(Collected data)
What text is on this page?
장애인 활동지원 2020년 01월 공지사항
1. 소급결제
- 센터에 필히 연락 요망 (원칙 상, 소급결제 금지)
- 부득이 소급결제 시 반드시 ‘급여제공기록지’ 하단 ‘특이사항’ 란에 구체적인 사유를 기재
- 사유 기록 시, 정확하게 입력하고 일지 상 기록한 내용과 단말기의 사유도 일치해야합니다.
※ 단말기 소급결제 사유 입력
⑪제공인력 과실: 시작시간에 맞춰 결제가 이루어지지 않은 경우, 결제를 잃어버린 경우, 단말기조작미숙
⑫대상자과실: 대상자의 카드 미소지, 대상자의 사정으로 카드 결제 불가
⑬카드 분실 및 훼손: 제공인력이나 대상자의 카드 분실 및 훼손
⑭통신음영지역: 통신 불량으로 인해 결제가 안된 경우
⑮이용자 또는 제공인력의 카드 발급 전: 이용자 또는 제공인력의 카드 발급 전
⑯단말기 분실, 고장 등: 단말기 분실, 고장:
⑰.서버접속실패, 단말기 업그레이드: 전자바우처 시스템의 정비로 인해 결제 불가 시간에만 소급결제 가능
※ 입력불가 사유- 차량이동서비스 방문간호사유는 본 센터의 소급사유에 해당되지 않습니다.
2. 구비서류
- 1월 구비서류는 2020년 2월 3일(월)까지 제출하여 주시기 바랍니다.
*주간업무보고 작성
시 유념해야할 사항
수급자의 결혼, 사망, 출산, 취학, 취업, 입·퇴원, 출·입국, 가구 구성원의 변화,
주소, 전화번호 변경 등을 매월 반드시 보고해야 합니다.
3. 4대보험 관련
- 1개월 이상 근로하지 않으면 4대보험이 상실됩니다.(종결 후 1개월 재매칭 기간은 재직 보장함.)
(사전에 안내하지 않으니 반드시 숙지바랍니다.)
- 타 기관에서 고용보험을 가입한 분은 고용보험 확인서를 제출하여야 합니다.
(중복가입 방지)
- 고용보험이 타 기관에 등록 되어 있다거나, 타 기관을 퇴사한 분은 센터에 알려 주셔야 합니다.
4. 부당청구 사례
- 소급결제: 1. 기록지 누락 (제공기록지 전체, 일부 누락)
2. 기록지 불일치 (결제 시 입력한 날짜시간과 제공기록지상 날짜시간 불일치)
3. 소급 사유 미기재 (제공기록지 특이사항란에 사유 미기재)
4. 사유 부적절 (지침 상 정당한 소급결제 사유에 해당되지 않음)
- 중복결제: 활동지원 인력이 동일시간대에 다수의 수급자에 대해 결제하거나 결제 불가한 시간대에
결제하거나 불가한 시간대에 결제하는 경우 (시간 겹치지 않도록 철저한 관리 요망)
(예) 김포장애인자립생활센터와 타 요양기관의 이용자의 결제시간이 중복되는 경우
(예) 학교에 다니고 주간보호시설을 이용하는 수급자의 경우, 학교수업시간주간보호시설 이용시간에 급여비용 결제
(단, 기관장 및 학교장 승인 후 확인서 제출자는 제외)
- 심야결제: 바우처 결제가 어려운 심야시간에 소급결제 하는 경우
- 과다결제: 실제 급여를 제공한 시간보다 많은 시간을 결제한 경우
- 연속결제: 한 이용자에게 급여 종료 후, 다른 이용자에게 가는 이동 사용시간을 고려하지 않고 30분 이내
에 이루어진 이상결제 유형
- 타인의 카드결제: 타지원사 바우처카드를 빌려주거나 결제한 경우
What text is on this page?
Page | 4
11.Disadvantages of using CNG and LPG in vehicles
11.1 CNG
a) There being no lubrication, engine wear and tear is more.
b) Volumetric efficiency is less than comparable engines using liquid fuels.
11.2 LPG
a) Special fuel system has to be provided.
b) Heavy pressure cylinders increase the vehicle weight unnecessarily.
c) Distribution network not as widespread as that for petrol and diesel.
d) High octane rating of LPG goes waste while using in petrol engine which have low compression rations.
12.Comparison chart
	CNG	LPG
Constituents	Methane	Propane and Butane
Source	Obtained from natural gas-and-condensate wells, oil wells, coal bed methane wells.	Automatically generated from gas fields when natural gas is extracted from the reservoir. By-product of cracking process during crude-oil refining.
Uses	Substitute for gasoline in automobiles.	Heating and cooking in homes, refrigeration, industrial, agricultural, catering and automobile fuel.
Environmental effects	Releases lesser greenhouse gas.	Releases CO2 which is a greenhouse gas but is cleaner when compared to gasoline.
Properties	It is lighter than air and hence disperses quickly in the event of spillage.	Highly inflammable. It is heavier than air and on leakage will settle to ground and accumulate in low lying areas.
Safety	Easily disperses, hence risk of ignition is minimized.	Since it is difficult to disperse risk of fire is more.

**AIM**: Every entry should be output exactly as written, please.

**EXERCISE ANSWER**:
What text is on this page?
장애인 활동지원 2020년 01월 공지사항
1. 소급결제
- 센터에 필히 연락 요망 (원칙 상, 소급결제 금지)
- 부득이 소급결제 시 반드시 ‘급여제공기록지’ 하단 ‘특이사항’ 란에 구체적인 사유를 기재
- 사유 기록 시, 정확하게 입력하고 일지 상 기록한 내용과 단말기의 사유도 일치해야합니다.
※ 단말기 소급결제 사유 입력
⑪제공인력 과실: 시작시간에 맞춰 결제가 이루어지지 않은 경우, 결제를 잃어버린 경우, 단말기조작미숙
⑫대상자과실: 대상자의 카드 미소지, 대상자의 사정으로 카드 결제 불가
⑬카드 분실 및 훼손: 제공인력이나 대상자의 카드 분실 및 훼손
⑭통신음영지역: 통신 불량으로 인해 결제가 안된 경우
⑮이용자 또는 제공인력의 카드 발급 전: 이용자 또는 제공인력의 카드 발급 전
⑯단말기 분실, 고장 등: 단말기 분실, 고장:
⑰.서버접속실패, 단말기 업그레이드: 전자바우처 시스템의 정비로 인해 결제 불가 시간에만 소급결제 가능
※ 입력불가 사유- 차량이동서비스 방문간호사유는 본 센터의 소급사유에 해당되지 않습니다.
2. 구비서류
- 1월 구비서류는 2020년 2월 3일(월)까지 제출하여 주시기 바랍니다.
*주간업무보고 작성
시 유념해야할 사항
수급자의 결혼, 사망, 출산, 취학, 취업, 입·퇴원, 출·입국, 가구 구성원의 변화,
주소, 전화번호 변경 등을 매월 반드시 보고해야 합니다.
3. 4대보험 관련
- 1개월 이상 근로하지 않으면 4대보험이 상실됩니다.(종결 후 1개월 재매칭 기간은 재직 보장함.)
(사전에 안내하지 않으니 반드시 숙지바랍니다.)
- 타 기관에서 고용보험을 가입한 분은 고용보험 확인서를 제출하여야 합니다.
(중복가입 방지)
- 고용보험이 타 기관에 등록 되어 있다거나, 타 기관을 퇴사한 분은 센터에 알려 주셔야 합니다.
4. 부당청구 사례
- 소급결제: 1. 기록지 누락 (제공기록지 전체, 일부 누락)
2. 기록지 불일치 (결제 시 입력한 날짜시간과 제공기록지상 날짜시간 불일치)
3. 소급 사유 미기재 (제공기록지 특이사항란에 사유 미기재)
4. 사유 부적절 (지침 상 정당한 소급결제 사유에 해당되지 않음)
- 중복결제: 활동지원 인력이 동일시간대에 다수의 수급자에 대해 결제하거나 결제 불가한 시간대에
결제하거나 불가한 시간대에 결제하는 경우 (시간 겹치지 않도록 철저한 관리 요망)
(예) 김포장애인자립생활센터와 타 요양기관의 이용자의 결제시간이 중복되는 경우
(예) 학교에 다니고 주간보호시설을 이용하는 수급자의 경우, 학교수업시간주간보호시설 이용시간에 급여비용 결제
(단, 기관장 및 학교장 승인 후 확인서 제출자는 제외)
- 심야결제: 바우처 결제가 어려운 심야시간에 소급결제 하는 경우
- 과다결제: 실제 급여를 제공한 시간보다 많은 시간을 결제한 경우
- 연속결제: 한 이용자에게 급여 종료 후, 다른 이용자에게 가는 이동 사용시간을 고려하지 않고 30분 이내
에 이루어진 이상결제 유형
- 타인의 카드결제: 타지원사 바우처카드를 빌려주거나 결제한 경우
What text is on this page?
Page | 4
11.Disadvantages of using CNG and LPG in vehicles
11.1 CNG
a) There being no lubrication, engine wear and tear is more.
b) Volumetric efficiency is less than comparable engines using liquid fuels.
11.2 LPG
a) Special fuel system has to be provided.
b) Heavy pressure cylinders increase the vehicle weight unnecessarily.
c) Distribution network not as widespread as that for petrol and diesel.
d) High octane rating of LPG goes waste while using in petrol engine which have low compression rations.
12.Comparison chart
	CNG	LPG
Constituents	Methane	Propane and Butane
Source	Obtained from natural gas-and-condensate wells, oil wells, coal bed methane wells.	Automatically generated from gas fields when natural gas is extracted from the reservoir. By-product of cracking process during crude-oil refining.
Uses	Substitute for gasoline in automobiles.	Heating and cooking in homes, refrigeration, industrial, agricultural, catering and automobile fuel.
Environmental effects	Releases lesser greenhouse gas.	Releases CO2 which is a greenhouse gas but is cleaner when compared to gasoline.
Properties	It is lighter than air and hence disperses quickly in the event of spillage.	Highly inflammable. It is heavier than air and on leakage will settle to ground and accumulate in low lying areas.
Safety	Easily disperses, hence risk of ignition is minimized.	Since it is difficult to disperse risk of fire is more.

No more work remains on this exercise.